* Work instructions: Reproduce the data exactly and drop any pictures it holds.

<<<<

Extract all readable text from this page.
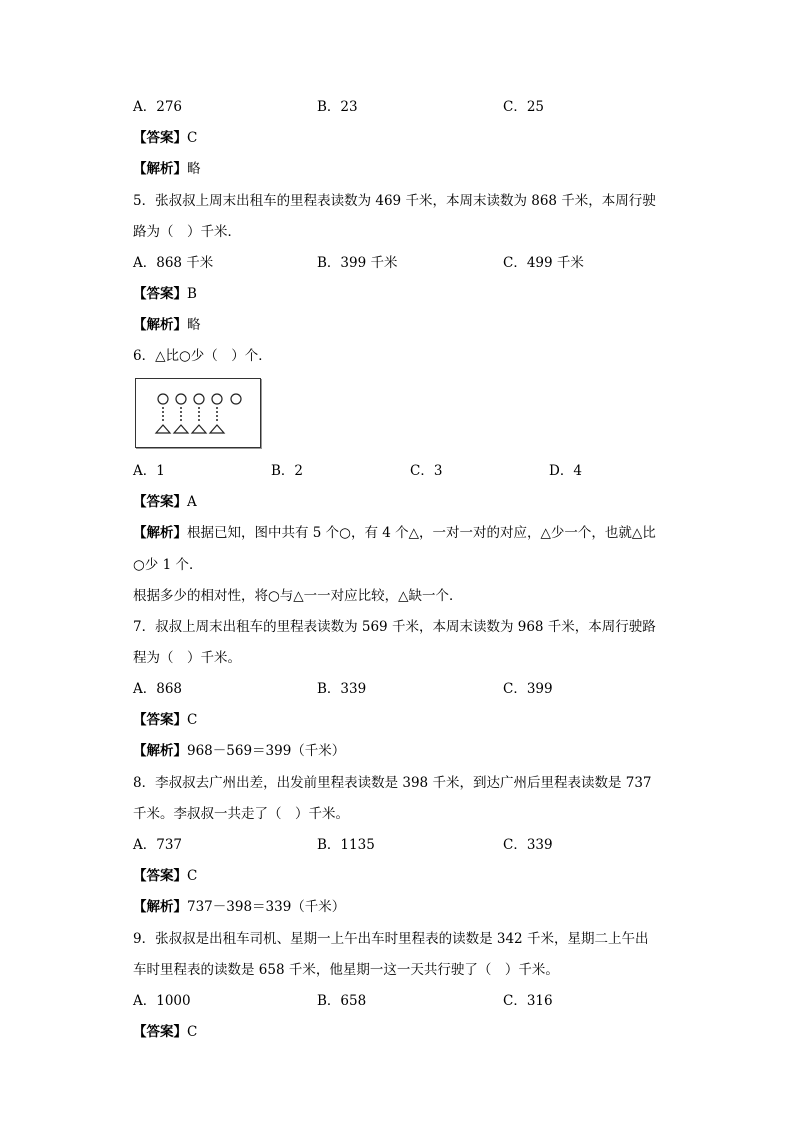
A．276	B．23	C．25
【答案】C
【解析】略
5．张叔叔上周末出租车的里程表读数为 469 千米，本周末读数为 868 千米，本周行驶
路为（　）千米．
A．868 千米	B．399 千米	C．499 千米
【答案】B
【解析】略
6．△比○少（　）个．
A．1	B．2	C．3	D．4
【答案】A
【解析】根据已知，图中共有 5 个○，有 4 个△，一对一对的对应，△少一个，也就△比
○少 1 个．
根据多少的相对性，将○与△一一对应比较，△缺一个．
7．叔叔上周末出租车的里程表读数为 569 千米，本周末读数为 968 千米，本周行驶路
程为（　）千米。
A．868	B．339	C．399
【答案】C
【解析】968－569＝399（千米）
8．李叔叔去广州出差，出发前里程表读数是 398 千米，到达广州后里程表读数是 737
千米。李叔叔一共走了（　）千米。
A．737	B．1135	C．339
【答案】C
【解析】737－398＝339（千米）
9．张叔叔是出租车司机、星期一上午出车时里程表的读数是 342 千米，星期二上午出
车时里程表的读数是 658 千米，他星期一这一天共行驶了（　）千米。
A．1000	B．658	C．316
【答案】C
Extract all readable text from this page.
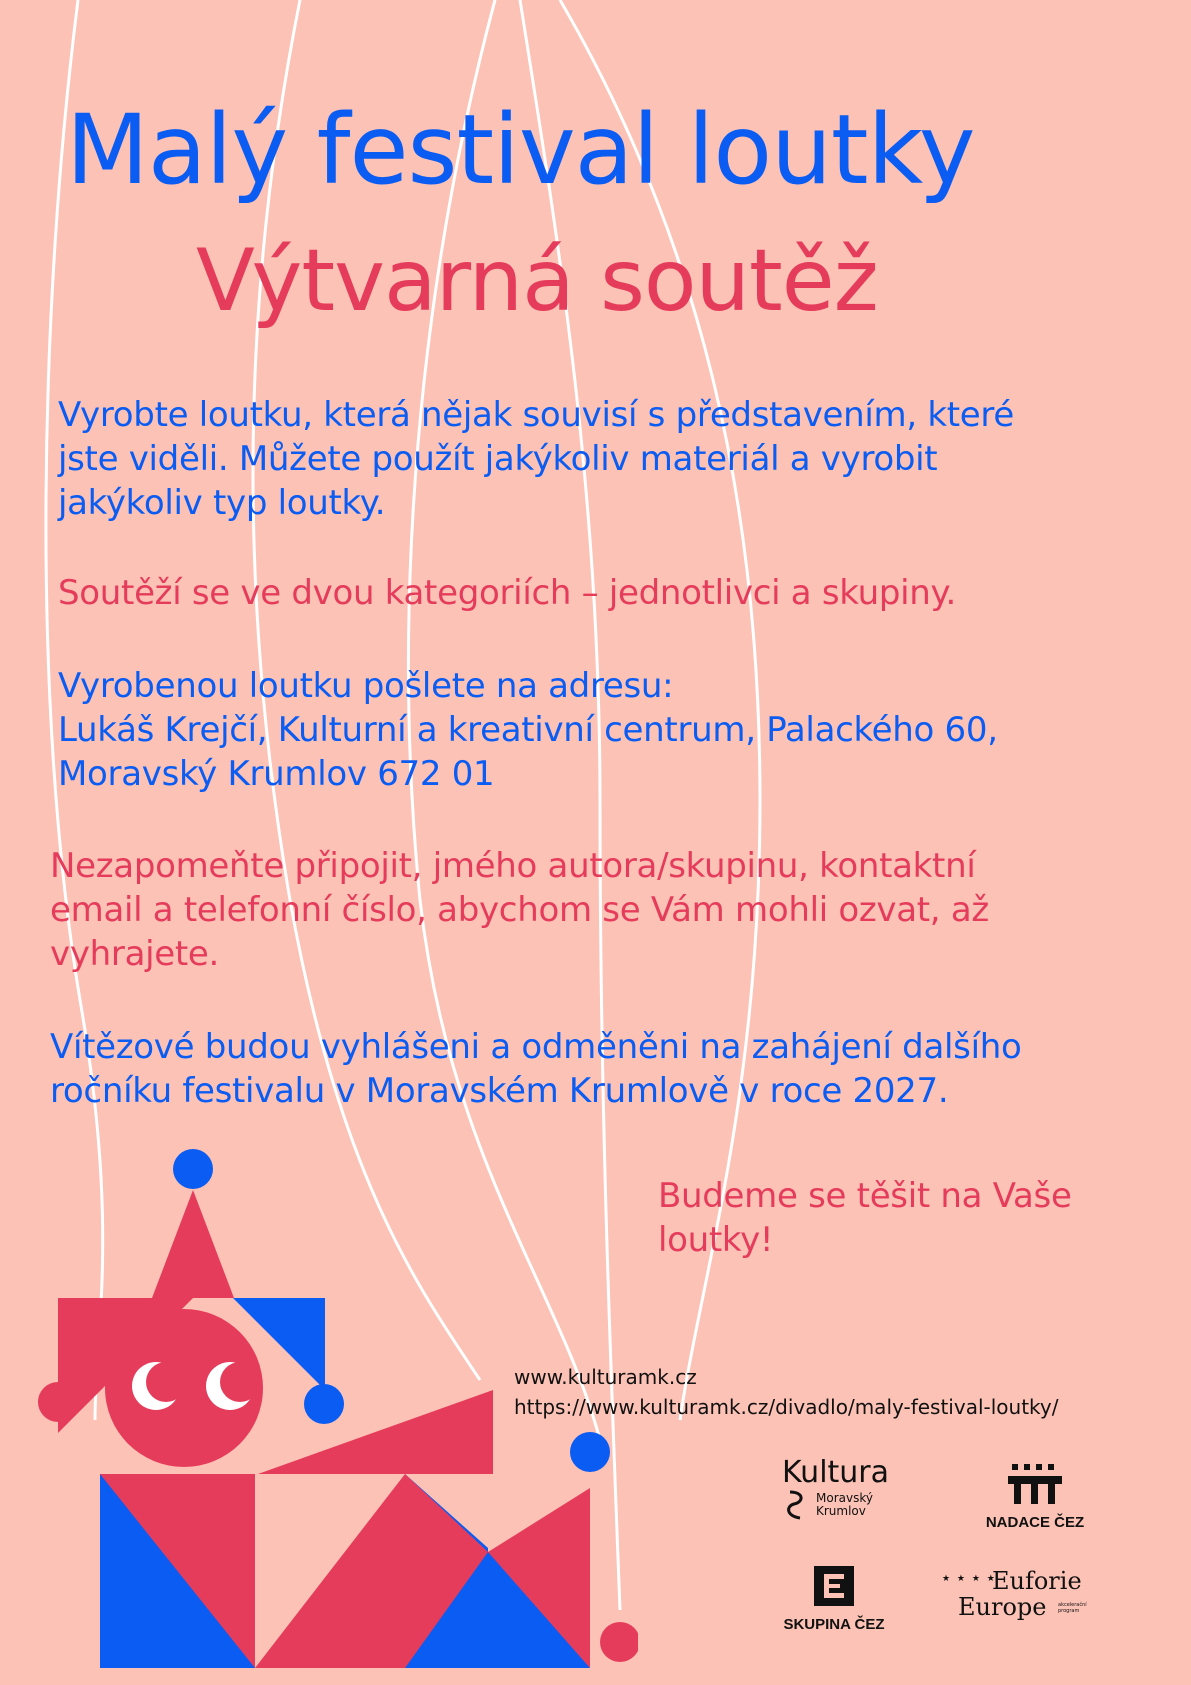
Malý festival loutky
Výtvarná soutěž

Vyrobte loutku, která nějak souvisí s představením, které
jste viděli. Můžete použít jakýkoliv materiál a vyrobit
jakýkoliv typ loutky.

Soutěží se ve dvou kategoriích – jednotlivci a skupiny.

Vyrobenou loutku pošlete na adresu:
Lukáš Krejčí, Kulturní a kreativní centrum, Palackého 60,
Moravský Krumlov 672 01

Nezapomeňte připojit, jmého autora/skupinu, kontaktní
email a telefonní číslo, abychom se Vám mohli ozvat, až
vyhrajete.

Vítězové budou vyhlášeni a odměněni na zahájení dalšího
ročníku festivalu v Moravském Krumlově v roce 2027.

Budeme se těšit na Vaše
loutky!

www.kulturamk.cz
https://www.kulturamk.cz/divadlo/maly-festival-loutky/
Kultura
Moravský
Krumlov
NADACE ČEZ
SKUPINA ČEZ
★ ★ ★ ★
Euforie
Europe	akcelerační program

>>>>

* Answer:
Extract all readable text from this page.
A．276	B．23	C．25
【答案】C
【解析】略
5．张叔叔上周末出租车的里程表读数为 469 千米，本周末读数为 868 千米，本周行驶
路为（　）千米．
A．868 千米	B．399 千米	C．499 千米
【答案】B
【解析】略
6．△比○少（　）个．
A．1	B．2	C．3	D．4
【答案】A
【解析】根据已知，图中共有 5 个○，有 4 个△，一对一对的对应，△少一个，也就△比
○少 1 个．
根据多少的相对性，将○与△一一对应比较，△缺一个．
7．叔叔上周末出租车的里程表读数为 569 千米，本周末读数为 968 千米，本周行驶路
程为（　）千米。
A．868	B．339	C．399
【答案】C
【解析】968－569＝399（千米）
8．李叔叔去广州出差，出发前里程表读数是 398 千米，到达广州后里程表读数是 737
千米。李叔叔一共走了（　）千米。
A．737	B．1135	C．339
【答案】C
【解析】737－398＝339（千米）
9．张叔叔是出租车司机、星期一上午出车时里程表的读数是 342 千米，星期二上午出
车时里程表的读数是 658 千米，他星期一这一天共行驶了（　）千米。
A．1000	B．658	C．316
【答案】C
Extract all readable text from this page.
Malý festival loutky
Výtvarná soutěž

Vyrobte loutku, která nějak souvisí s představením, které
jste viděli. Můžete použít jakýkoliv materiál a vyrobit
jakýkoliv typ loutky.

Soutěží se ve dvou kategoriích – jednotlivci a skupiny.

Vyrobenou loutku pošlete na adresu:
Lukáš Krejčí, Kulturní a kreativní centrum, Palackého 60,
Moravský Krumlov 672 01

Nezapomeňte připojit, jmého autora/skupinu, kontaktní
email a telefonní číslo, abychom se Vám mohli ozvat, až
vyhrajete.

Vítězové budou vyhlášeni a odměněni na zahájení dalšího
ročníku festivalu v Moravském Krumlově v roce 2027.

Budeme se těšit na Vaše
loutky!

www.kulturamk.cz
https://www.kulturamk.cz/divadlo/maly-festival-loutky/
Kultura
Moravský
Krumlov
NADACE ČEZ
SKUPINA ČEZ
★ ★ ★ ★
Euforie
Europe	akcelerační program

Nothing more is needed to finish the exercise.